→ **Challenge**: Write out all of the lines below, exactly and completely.

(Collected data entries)
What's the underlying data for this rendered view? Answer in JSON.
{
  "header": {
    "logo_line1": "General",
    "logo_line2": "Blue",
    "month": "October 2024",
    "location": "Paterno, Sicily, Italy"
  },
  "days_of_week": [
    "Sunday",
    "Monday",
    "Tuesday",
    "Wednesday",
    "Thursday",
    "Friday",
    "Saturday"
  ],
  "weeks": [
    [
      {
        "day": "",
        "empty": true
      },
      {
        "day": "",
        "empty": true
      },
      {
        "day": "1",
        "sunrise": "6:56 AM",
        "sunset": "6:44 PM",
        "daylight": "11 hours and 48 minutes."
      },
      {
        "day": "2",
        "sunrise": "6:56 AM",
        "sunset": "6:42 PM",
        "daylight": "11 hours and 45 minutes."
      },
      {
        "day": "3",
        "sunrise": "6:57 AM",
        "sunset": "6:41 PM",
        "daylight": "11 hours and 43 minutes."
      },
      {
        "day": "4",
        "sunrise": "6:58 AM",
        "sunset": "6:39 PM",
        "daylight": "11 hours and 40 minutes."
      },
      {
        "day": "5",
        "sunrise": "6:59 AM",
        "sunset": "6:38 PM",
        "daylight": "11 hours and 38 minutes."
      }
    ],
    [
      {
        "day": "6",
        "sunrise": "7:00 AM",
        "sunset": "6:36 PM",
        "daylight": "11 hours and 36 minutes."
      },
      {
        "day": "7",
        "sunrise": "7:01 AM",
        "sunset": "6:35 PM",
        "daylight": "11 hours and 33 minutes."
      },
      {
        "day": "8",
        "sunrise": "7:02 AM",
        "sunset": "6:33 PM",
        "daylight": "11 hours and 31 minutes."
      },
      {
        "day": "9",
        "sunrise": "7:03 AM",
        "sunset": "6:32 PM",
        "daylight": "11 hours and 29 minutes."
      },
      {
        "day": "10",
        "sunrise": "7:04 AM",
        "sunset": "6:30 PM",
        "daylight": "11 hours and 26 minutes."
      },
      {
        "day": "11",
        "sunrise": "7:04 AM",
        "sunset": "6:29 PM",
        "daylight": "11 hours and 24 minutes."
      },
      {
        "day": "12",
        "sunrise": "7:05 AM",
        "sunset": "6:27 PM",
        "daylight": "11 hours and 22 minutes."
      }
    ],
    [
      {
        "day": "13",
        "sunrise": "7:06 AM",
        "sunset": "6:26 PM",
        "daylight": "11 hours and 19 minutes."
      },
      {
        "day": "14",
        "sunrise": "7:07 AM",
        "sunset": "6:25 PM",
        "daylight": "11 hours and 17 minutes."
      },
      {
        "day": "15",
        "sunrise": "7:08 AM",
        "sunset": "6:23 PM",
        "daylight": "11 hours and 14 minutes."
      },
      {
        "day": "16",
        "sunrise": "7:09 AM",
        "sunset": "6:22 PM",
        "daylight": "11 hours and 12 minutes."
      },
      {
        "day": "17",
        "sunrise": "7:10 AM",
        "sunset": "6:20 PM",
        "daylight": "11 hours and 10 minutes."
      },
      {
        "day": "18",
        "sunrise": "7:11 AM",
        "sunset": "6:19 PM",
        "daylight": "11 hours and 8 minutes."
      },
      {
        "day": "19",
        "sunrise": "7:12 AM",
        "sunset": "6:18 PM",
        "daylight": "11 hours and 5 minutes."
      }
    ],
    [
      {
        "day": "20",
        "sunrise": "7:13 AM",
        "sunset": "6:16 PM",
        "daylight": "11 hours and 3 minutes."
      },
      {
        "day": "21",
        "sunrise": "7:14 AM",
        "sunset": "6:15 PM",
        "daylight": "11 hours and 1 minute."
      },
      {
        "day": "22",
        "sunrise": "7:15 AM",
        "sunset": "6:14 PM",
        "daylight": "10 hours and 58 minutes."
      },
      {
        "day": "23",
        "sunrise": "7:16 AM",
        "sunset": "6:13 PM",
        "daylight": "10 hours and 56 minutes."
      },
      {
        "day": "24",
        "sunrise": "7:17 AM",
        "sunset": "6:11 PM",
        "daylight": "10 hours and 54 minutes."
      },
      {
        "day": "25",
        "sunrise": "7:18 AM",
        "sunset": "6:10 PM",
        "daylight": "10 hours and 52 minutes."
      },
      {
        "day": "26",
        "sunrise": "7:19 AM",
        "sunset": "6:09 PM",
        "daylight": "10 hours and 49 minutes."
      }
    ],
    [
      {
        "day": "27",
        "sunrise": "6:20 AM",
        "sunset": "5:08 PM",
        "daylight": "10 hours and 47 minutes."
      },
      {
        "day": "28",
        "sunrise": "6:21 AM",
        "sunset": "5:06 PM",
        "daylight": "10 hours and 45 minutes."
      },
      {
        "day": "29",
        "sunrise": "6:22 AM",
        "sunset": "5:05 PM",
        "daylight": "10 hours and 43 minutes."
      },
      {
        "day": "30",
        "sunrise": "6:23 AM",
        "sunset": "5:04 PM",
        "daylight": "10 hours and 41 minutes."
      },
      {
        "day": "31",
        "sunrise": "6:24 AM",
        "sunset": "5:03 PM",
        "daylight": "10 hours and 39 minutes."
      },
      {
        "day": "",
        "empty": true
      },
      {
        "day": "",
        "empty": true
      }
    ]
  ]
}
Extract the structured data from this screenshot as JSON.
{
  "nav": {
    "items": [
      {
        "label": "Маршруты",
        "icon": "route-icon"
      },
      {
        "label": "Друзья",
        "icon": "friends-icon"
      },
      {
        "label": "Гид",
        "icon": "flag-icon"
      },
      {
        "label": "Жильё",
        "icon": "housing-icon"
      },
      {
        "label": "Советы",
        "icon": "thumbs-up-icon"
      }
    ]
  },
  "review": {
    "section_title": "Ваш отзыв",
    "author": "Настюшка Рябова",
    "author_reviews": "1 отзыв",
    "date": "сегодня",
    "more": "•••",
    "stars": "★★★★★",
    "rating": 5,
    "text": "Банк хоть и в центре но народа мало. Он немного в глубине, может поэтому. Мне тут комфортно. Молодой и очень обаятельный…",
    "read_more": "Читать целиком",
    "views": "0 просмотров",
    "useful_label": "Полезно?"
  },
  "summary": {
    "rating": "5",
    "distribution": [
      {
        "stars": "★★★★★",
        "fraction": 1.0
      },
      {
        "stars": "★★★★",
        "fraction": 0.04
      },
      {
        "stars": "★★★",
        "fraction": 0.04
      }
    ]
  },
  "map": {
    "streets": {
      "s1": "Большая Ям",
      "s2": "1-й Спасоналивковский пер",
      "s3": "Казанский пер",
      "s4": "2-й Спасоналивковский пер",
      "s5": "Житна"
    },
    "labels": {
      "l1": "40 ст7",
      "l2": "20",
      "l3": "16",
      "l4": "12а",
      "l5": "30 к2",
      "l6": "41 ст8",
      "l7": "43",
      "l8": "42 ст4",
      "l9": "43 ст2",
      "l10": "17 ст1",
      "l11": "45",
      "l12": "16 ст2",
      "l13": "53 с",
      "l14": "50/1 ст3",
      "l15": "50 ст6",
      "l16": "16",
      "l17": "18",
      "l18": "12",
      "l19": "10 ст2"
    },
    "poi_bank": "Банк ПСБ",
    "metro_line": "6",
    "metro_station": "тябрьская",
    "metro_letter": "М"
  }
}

→ **Full response**:
What's the underlying data for this rendered view? Answer in JSON.
{
  "header": {
    "logo_line1": "General",
    "logo_line2": "Blue",
    "month": "October 2024",
    "location": "Paterno, Sicily, Italy"
  },
  "days_of_week": [
    "Sunday",
    "Monday",
    "Tuesday",
    "Wednesday",
    "Thursday",
    "Friday",
    "Saturday"
  ],
  "weeks": [
    [
      {
        "day": "",
        "empty": true
      },
      {
        "day": "",
        "empty": true
      },
      {
        "day": "1",
        "sunrise": "6:56 AM",
        "sunset": "6:44 PM",
        "daylight": "11 hours and 48 minutes."
      },
      {
        "day": "2",
        "sunrise": "6:56 AM",
        "sunset": "6:42 PM",
        "daylight": "11 hours and 45 minutes."
      },
      {
        "day": "3",
        "sunrise": "6:57 AM",
        "sunset": "6:41 PM",
        "daylight": "11 hours and 43 minutes."
      },
      {
        "day": "4",
        "sunrise": "6:58 AM",
        "sunset": "6:39 PM",
        "daylight": "11 hours and 40 minutes."
      },
      {
        "day": "5",
        "sunrise": "6:59 AM",
        "sunset": "6:38 PM",
        "daylight": "11 hours and 38 minutes."
      }
    ],
    [
      {
        "day": "6",
        "sunrise": "7:00 AM",
        "sunset": "6:36 PM",
        "daylight": "11 hours and 36 minutes."
      },
      {
        "day": "7",
        "sunrise": "7:01 AM",
        "sunset": "6:35 PM",
        "daylight": "11 hours and 33 minutes."
      },
      {
        "day": "8",
        "sunrise": "7:02 AM",
        "sunset": "6:33 PM",
        "daylight": "11 hours and 31 minutes."
      },
      {
        "day": "9",
        "sunrise": "7:03 AM",
        "sunset": "6:32 PM",
        "daylight": "11 hours and 29 minutes."
      },
      {
        "day": "10",
        "sunrise": "7:04 AM",
        "sunset": "6:30 PM",
        "daylight": "11 hours and 26 minutes."
      },
      {
        "day": "11",
        "sunrise": "7:04 AM",
        "sunset": "6:29 PM",
        "daylight": "11 hours and 24 minutes."
      },
      {
        "day": "12",
        "sunrise": "7:05 AM",
        "sunset": "6:27 PM",
        "daylight": "11 hours and 22 minutes."
      }
    ],
    [
      {
        "day": "13",
        "sunrise": "7:06 AM",
        "sunset": "6:26 PM",
        "daylight": "11 hours and 19 minutes."
      },
      {
        "day": "14",
        "sunrise": "7:07 AM",
        "sunset": "6:25 PM",
        "daylight": "11 hours and 17 minutes."
      },
      {
        "day": "15",
        "sunrise": "7:08 AM",
        "sunset": "6:23 PM",
        "daylight": "11 hours and 14 minutes."
      },
      {
        "day": "16",
        "sunrise": "7:09 AM",
        "sunset": "6:22 PM",
        "daylight": "11 hours and 12 minutes."
      },
      {
        "day": "17",
        "sunrise": "7:10 AM",
        "sunset": "6:20 PM",
        "daylight": "11 hours and 10 minutes."
      },
      {
        "day": "18",
        "sunrise": "7:11 AM",
        "sunset": "6:19 PM",
        "daylight": "11 hours and 8 minutes."
      },
      {
        "day": "19",
        "sunrise": "7:12 AM",
        "sunset": "6:18 PM",
        "daylight": "11 hours and 5 minutes."
      }
    ],
    [
      {
        "day": "20",
        "sunrise": "7:13 AM",
        "sunset": "6:16 PM",
        "daylight": "11 hours and 3 minutes."
      },
      {
        "day": "21",
        "sunrise": "7:14 AM",
        "sunset": "6:15 PM",
        "daylight": "11 hours and 1 minute."
      },
      {
        "day": "22",
        "sunrise": "7:15 AM",
        "sunset": "6:14 PM",
        "daylight": "10 hours and 58 minutes."
      },
      {
        "day": "23",
        "sunrise": "7:16 AM",
        "sunset": "6:13 PM",
        "daylight": "10 hours and 56 minutes."
      },
      {
        "day": "24",
        "sunrise": "7:17 AM",
        "sunset": "6:11 PM",
        "daylight": "10 hours and 54 minutes."
      },
      {
        "day": "25",
        "sunrise": "7:18 AM",
        "sunset": "6:10 PM",
        "daylight": "10 hours and 52 minutes."
      },
      {
        "day": "26",
        "sunrise": "7:19 AM",
        "sunset": "6:09 PM",
        "daylight": "10 hours and 49 minutes."
      }
    ],
    [
      {
        "day": "27",
        "sunrise": "6:20 AM",
        "sunset": "5:08 PM",
        "daylight": "10 hours and 47 minutes."
      },
      {
        "day": "28",
        "sunrise": "6:21 AM",
        "sunset": "5:06 PM",
        "daylight": "10 hours and 45 minutes."
      },
      {
        "day": "29",
        "sunrise": "6:22 AM",
        "sunset": "5:05 PM",
        "daylight": "10 hours and 43 minutes."
      },
      {
        "day": "30",
        "sunrise": "6:23 AM",
        "sunset": "5:04 PM",
        "daylight": "10 hours and 41 minutes."
      },
      {
        "day": "31",
        "sunrise": "6:24 AM",
        "sunset": "5:03 PM",
        "daylight": "10 hours and 39 minutes."
      },
      {
        "day": "",
        "empty": true
      },
      {
        "day": "",
        "empty": true
      }
    ]
  ]
}
Extract the structured data from this screenshot as JSON.
{
  "nav": {
    "items": [
      {
        "label": "Маршруты",
        "icon": "route-icon"
      },
      {
        "label": "Друзья",
        "icon": "friends-icon"
      },
      {
        "label": "Гид",
        "icon": "flag-icon"
      },
      {
        "label": "Жильё",
        "icon": "housing-icon"
      },
      {
        "label": "Советы",
        "icon": "thumbs-up-icon"
      }
    ]
  },
  "review": {
    "section_title": "Ваш отзыв",
    "author": "Настюшка Рябова",
    "author_reviews": "1 отзыв",
    "date": "сегодня",
    "more": "•••",
    "stars": "★★★★★",
    "rating": 5,
    "text": "Банк хоть и в центре но народа мало. Он немного в глубине, может поэтому. Мне тут комфортно. Молодой и очень обаятельный…",
    "read_more": "Читать целиком",
    "views": "0 просмотров",
    "useful_label": "Полезно?"
  },
  "summary": {
    "rating": "5",
    "distribution": [
      {
        "stars": "★★★★★",
        "fraction": 1.0
      },
      {
        "stars": "★★★★",
        "fraction": 0.04
      },
      {
        "stars": "★★★",
        "fraction": 0.04
      }
    ]
  },
  "map": {
    "streets": {
      "s1": "Большая Ям",
      "s2": "1-й Спасоналивковский пер",
      "s3": "Казанский пер",
      "s4": "2-й Спасоналивковский пер",
      "s5": "Житна"
    },
    "labels": {
      "l1": "40 ст7",
      "l2": "20",
      "l3": "16",
      "l4": "12а",
      "l5": "30 к2",
      "l6": "41 ст8",
      "l7": "43",
      "l8": "42 ст4",
      "l9": "43 ст2",
      "l10": "17 ст1",
      "l11": "45",
      "l12": "16 ст2",
      "l13": "53 с",
      "l14": "50/1 ст3",
      "l15": "50 ст6",
      "l16": "16",
      "l17": "18",
      "l18": "12",
      "l19": "10 ст2"
    },
    "poi_bank": "Банк ПСБ",
    "metro_line": "6",
    "metro_station": "тябрьская",
    "metro_letter": "М"
  }
}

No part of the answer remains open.